#### Exercise aim
Extract and list every line that contains the word "sont".

━━━━

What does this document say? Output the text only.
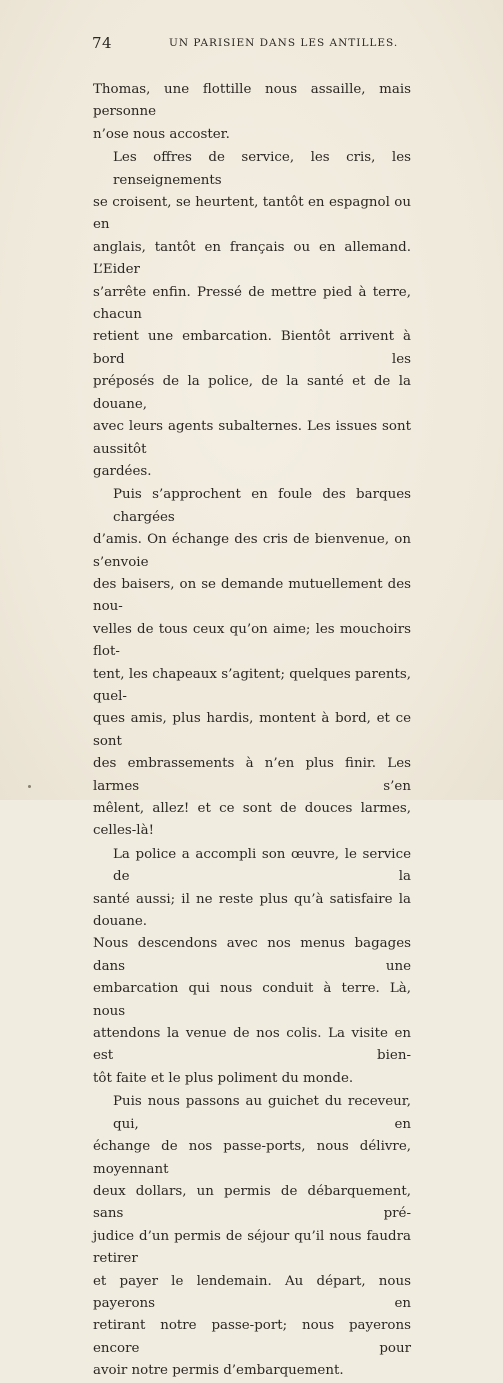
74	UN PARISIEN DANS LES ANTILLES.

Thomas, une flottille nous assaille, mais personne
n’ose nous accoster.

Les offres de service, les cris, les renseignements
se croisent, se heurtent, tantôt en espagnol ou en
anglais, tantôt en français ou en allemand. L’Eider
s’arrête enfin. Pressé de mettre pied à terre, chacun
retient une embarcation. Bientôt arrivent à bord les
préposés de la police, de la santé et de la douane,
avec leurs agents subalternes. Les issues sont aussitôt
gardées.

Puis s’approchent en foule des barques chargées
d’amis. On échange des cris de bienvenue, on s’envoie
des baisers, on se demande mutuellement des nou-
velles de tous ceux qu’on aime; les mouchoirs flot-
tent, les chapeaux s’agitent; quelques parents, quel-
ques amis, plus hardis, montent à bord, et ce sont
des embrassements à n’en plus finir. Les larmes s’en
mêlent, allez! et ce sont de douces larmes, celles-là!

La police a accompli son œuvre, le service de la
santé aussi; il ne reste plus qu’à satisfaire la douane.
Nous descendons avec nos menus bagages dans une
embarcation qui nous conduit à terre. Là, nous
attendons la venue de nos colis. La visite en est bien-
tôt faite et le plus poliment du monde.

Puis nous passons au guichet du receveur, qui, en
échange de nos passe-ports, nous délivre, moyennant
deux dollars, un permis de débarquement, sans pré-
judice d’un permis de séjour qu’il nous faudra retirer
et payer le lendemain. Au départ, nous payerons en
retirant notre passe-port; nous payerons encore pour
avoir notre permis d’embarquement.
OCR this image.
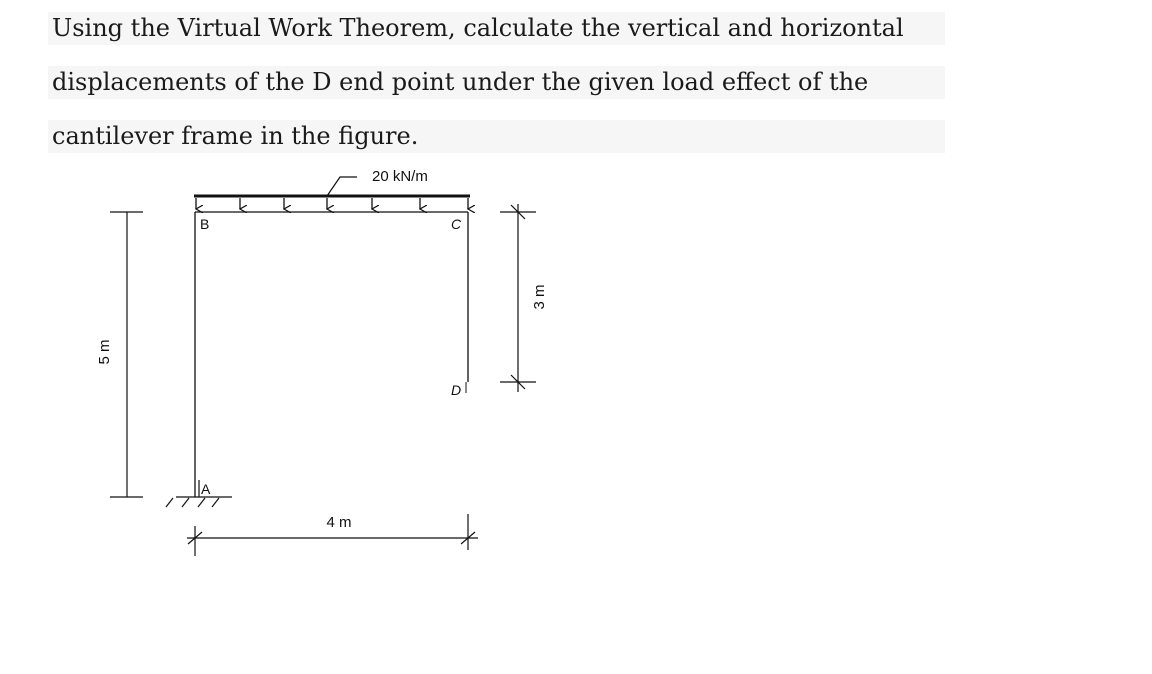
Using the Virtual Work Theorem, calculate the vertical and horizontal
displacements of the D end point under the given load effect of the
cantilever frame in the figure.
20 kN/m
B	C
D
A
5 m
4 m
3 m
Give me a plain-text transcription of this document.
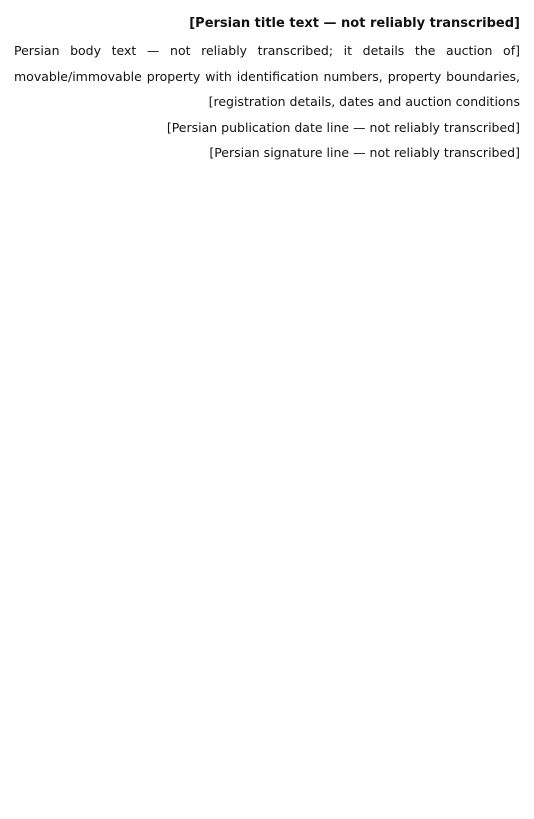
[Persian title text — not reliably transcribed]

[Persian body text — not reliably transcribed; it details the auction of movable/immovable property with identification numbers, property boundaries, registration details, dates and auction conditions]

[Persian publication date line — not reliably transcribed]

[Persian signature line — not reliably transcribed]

━━━━

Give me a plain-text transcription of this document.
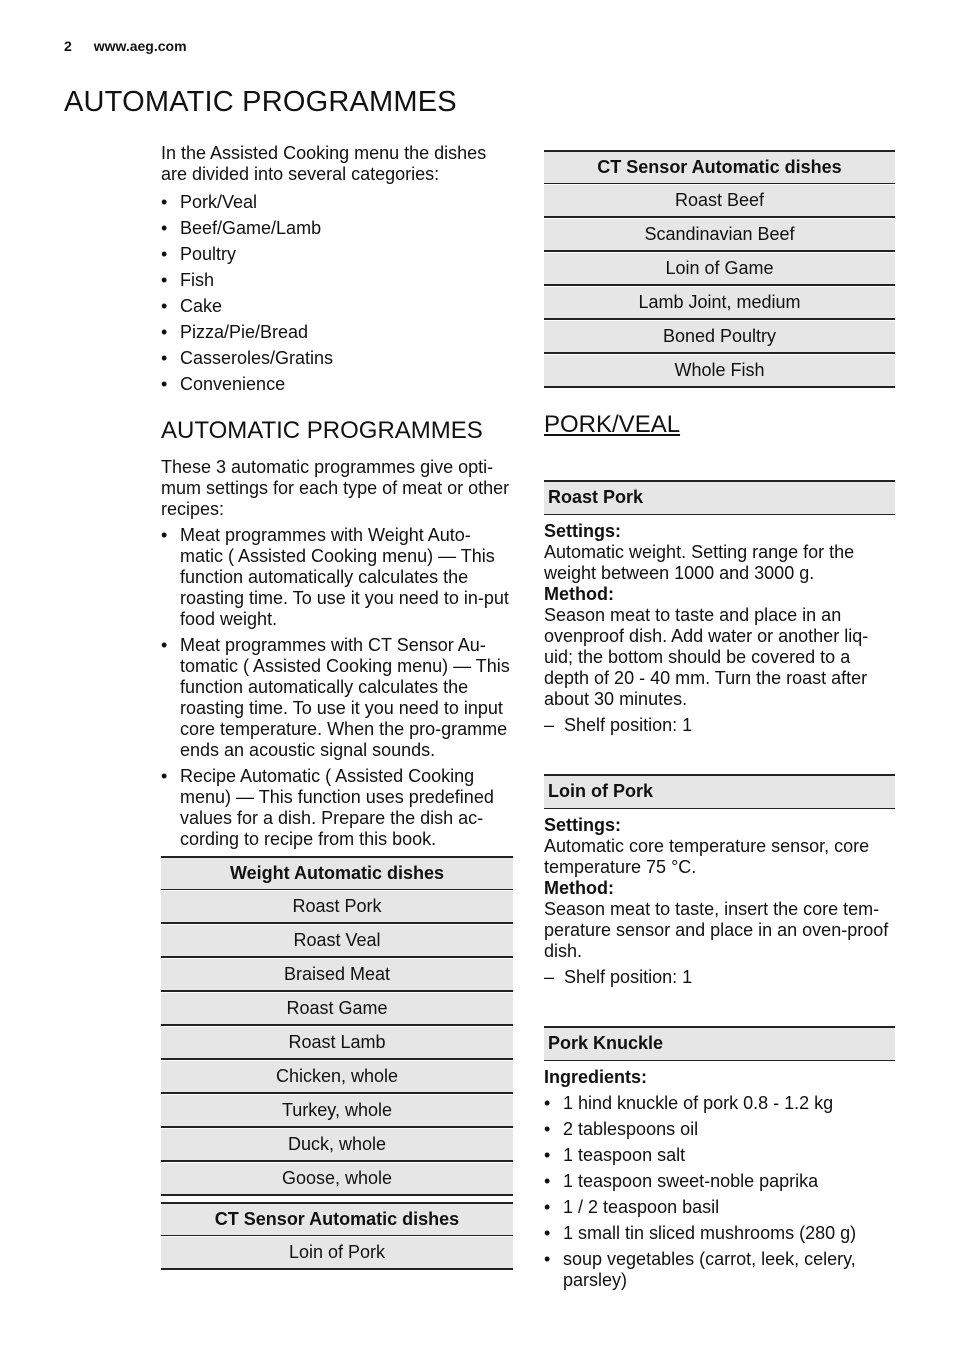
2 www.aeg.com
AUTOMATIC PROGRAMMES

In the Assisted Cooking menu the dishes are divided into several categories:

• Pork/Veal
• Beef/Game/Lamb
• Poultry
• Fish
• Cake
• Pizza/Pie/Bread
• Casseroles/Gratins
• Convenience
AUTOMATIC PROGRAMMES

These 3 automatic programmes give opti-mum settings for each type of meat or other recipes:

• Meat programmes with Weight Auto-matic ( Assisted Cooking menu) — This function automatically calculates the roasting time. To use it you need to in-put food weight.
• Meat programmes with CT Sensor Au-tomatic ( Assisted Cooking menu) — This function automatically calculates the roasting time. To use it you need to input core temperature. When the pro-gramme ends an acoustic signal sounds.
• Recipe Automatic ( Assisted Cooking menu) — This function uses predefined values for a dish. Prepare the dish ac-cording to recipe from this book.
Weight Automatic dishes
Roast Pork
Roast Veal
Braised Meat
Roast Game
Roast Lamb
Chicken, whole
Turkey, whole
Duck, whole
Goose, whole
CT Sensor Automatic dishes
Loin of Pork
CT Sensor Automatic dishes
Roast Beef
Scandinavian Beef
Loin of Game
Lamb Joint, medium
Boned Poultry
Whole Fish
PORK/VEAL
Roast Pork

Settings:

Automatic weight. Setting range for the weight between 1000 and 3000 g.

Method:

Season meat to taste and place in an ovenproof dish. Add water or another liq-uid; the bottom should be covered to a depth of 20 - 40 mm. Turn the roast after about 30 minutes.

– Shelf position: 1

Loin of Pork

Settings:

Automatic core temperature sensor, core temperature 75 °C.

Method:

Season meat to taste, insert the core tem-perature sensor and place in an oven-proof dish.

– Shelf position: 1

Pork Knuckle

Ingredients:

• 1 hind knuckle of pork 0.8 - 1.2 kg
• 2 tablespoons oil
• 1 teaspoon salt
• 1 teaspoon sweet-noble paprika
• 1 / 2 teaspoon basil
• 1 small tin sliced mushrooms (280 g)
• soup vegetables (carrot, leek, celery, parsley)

━━━━

#### Finished answer
avec leurs agents subalternes. Les issues sont aussitôt
ques amis, plus hardis, montent à bord, et ce sont
mêlent, allez! et ce sont de douces larmes, celles-là!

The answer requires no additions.